» Excerpt provided:
[Start of section]

Tag Archives: matt taylor

ShirtGate: Fascism Cloaked as Liberalism

For those with a love of science, the story of the week was, of course, the landing of a robot – launched 10 and a half years ago – on a faraway comet. As someone who is still amazed that I can instantly publish an article from a computer in London, that can then be read globally, I lack the words to express my jaw-dropped amazement at this latest accomplishment of mankind.

The mastermind of the mission was Dr Matt Taylor. Like many ultra-intelligent people, Taylor clearly possesses an offbeat personality and quirky outlook on life. Conformity is for the dull of mind. It was hardly unexpected then, that Taylor chose not to wear a grey suit and tie, but instead appeared at a press conference in a bright shirt made for him by an artist friend – a woman. The shirt featured cartoon images of scantily-clad women brandishing guns.

If Taylor had been paying more attention to politics over the past decade, he’d have witnessed the final stages in the collapse of the progressive left, and its replacement with a new set of intolerant, dogmatic, anti-sex, pro-censorship attitudes. But he clearly had more important things to worry about, so he’d missed the rise of a clique of online bullies using feminist language to achieve a very non-feminist goal: the suppression of the idea that women can be sexual beings if they so choose.

During the attacks on Taylor – referred to online as ShirtGate – the online mob made use of a now-standard logical fallacy to attack the shirt: the idea that an image of any woman is an attack on the rights of all women, and thus, any woman who is offended by an image of another woman has the right to attack the image and call for it to be censored. It was also implied – equally ludicrously – that the shortage of female scientists might somehow be linked to such “sexist” shirts – suggesting that women are incredibly weak individuals (and ignoring the fact that anyway, sex isn’t sexist). The tendency for women to attack women-who-dare-to-be-sexual (brilliantly written about this week by a female journalist) is well known – only the language changes to keep up with the times.

To the rest of us who haven’t had to worry about landing a tiny probe on a small, fast comet, the wave of media bullying that Taylor experienced came as no surprise. Anti-sex feminists have been busy in recent years: closing down strip venues, working with religious fundamentalists to strip all rights from sex workers, advising governments to censor the Internet (because, you know, OBJECTIFICATION), and attacking proudly-sexual womanhood in every medium, from pornography to music videos. The left is guilty of attacks on sexuality that the religious right would once have been proud of.

Online witch-hunts by the new, conservative feminism have become popular in the past year or two: where once, “witch” or “communist” were slurs that meant the end of a career or a life, now “misogynist” and “rape apologist” are labels to avoid at all costs. I myself was labelled a “rape apologist” on Twitter for defending the free speech rights of a comedian this week; but I knew I was opening myself to such slurs when I started this campaign. To fight for free expression is to offend those who hate it.

[End of section]

Continue the ShirtGate article from its last sentence. The records that follow come from a different source than the ShirtGate article.

» Record extracts:

[Start of section]

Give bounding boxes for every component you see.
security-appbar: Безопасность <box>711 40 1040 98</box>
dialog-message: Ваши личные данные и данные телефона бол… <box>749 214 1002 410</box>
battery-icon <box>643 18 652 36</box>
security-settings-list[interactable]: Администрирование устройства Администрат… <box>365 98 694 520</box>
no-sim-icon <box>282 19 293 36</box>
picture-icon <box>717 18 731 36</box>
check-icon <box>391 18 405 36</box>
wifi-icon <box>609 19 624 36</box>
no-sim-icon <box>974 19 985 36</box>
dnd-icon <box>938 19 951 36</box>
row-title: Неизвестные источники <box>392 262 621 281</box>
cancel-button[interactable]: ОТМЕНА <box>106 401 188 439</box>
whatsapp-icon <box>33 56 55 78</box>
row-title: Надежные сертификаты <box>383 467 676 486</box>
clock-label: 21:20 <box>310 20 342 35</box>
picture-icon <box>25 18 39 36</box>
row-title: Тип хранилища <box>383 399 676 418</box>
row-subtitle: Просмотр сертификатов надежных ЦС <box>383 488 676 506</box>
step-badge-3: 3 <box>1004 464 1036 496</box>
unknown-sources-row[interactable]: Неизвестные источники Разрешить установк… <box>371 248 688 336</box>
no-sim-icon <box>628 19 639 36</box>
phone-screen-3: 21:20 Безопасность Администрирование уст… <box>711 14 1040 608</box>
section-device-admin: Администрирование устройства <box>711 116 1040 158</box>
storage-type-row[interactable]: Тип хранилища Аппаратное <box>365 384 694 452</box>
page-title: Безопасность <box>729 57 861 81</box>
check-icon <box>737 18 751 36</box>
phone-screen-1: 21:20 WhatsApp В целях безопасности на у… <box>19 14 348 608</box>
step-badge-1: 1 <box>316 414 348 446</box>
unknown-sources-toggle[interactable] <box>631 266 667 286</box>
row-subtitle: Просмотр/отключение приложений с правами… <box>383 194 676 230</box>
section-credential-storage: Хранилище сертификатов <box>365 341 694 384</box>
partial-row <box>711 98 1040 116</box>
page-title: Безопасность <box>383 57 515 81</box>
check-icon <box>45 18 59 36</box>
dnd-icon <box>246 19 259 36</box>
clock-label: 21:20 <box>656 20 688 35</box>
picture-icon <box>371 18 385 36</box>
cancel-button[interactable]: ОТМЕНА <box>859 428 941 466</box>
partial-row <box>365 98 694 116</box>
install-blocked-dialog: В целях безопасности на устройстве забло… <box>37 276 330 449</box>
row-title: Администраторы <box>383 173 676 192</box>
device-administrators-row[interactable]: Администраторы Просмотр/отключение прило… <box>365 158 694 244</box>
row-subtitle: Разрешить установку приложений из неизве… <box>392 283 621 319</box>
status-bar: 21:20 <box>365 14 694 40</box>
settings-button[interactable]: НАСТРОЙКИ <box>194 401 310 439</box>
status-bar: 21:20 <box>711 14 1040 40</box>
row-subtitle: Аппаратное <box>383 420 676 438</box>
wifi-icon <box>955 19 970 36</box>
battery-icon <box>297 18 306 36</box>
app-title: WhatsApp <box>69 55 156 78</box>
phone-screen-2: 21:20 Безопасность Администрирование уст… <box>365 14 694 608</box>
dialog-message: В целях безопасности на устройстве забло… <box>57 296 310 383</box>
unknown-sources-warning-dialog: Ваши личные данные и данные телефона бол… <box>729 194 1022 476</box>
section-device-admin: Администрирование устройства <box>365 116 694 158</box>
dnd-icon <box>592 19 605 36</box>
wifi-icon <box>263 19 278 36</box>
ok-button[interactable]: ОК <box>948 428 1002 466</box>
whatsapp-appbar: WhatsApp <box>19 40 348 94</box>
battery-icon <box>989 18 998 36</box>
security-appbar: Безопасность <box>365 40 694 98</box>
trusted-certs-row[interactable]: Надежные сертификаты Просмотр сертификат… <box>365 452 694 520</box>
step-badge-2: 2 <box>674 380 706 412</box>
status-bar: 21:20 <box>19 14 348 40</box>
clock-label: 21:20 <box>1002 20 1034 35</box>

[End of section]

» Task result:
And so we were treated to a sight that brought to my mind the struggle sessions of the Chinese cultural revolution: an intelligent, gentle man reduced to tears as he made a forced apology on TV (this time wearing a plain hoodie. Fascism hates bright colours).

Once a standard bearer for free expression and reason, the left is now increasingly the home of a rising anti-intellectualism, as well as the most puritanical anti-sex attitudes. The sight of a crying scientist confessing to crimes against the sacred purity of womanhood is symbolic of wider attacks on science from the new left, rather than the  right. This week also saw a scientist (this time, a women, Professor Kate Glover) sacked for simply stating a scientific fact: namely, that there is no evidence that genetically-modified organisms are harmful. Calls for her sacking were orchestrated by left MEPs, Greenpeace and Friends of the Earth. George Orwell, as ever, understood the nature of fascism better than anyone: “In a time of universal deceit – telling the truth is a revolutionary act”. As if to illustrate the blur as to what “left” and “right” mean any more, a right-wing commentator mockingly compared the intolerant, puritanical attitudes of today’s left with the religious right’s most ludicrous character: When did the left turn into Rick Santorum?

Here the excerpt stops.